Material to process =>

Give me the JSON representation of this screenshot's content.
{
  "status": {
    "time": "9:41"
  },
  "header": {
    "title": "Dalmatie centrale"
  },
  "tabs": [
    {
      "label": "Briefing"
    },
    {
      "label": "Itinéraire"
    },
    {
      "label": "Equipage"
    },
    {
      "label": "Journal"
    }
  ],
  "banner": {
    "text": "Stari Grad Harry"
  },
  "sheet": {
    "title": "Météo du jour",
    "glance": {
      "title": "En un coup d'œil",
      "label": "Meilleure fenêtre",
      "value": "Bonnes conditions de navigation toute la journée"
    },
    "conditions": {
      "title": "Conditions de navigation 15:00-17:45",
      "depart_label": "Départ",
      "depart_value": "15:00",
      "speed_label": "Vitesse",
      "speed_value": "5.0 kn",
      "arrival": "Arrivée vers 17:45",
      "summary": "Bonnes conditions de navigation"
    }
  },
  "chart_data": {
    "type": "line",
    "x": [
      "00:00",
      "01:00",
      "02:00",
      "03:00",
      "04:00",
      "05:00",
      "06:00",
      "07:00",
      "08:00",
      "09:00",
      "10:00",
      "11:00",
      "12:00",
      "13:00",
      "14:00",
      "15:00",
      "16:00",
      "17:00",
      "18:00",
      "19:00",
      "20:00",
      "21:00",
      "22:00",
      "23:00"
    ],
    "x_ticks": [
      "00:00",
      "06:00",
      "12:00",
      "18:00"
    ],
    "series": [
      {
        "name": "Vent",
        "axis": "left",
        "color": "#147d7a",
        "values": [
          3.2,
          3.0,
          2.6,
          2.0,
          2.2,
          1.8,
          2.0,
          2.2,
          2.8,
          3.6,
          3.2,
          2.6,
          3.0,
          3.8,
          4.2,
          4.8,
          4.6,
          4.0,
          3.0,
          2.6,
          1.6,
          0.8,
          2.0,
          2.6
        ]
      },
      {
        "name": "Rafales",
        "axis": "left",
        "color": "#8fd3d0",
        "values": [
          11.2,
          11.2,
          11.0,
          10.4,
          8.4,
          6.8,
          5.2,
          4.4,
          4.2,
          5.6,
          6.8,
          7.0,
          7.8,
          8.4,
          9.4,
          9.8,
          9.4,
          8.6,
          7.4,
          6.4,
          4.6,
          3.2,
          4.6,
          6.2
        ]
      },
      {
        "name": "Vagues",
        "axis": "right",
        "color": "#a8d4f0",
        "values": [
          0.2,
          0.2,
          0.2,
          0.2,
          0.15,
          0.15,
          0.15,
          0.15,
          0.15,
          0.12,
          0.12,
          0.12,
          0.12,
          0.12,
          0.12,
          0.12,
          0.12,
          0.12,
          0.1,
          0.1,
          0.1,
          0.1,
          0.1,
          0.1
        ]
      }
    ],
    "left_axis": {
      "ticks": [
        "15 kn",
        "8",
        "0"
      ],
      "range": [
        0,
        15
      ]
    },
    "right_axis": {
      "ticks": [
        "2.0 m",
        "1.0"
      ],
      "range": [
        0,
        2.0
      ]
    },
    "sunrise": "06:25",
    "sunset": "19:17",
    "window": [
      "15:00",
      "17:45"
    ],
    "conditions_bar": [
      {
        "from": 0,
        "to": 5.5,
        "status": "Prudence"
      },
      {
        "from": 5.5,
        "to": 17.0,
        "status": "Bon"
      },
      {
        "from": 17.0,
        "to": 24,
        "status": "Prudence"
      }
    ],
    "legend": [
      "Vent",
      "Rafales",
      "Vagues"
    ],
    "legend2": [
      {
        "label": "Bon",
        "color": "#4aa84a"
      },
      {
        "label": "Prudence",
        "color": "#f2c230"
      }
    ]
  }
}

Goal => Each line above that includes "status" counts once; state the total and nothing more.

Exercise output => 4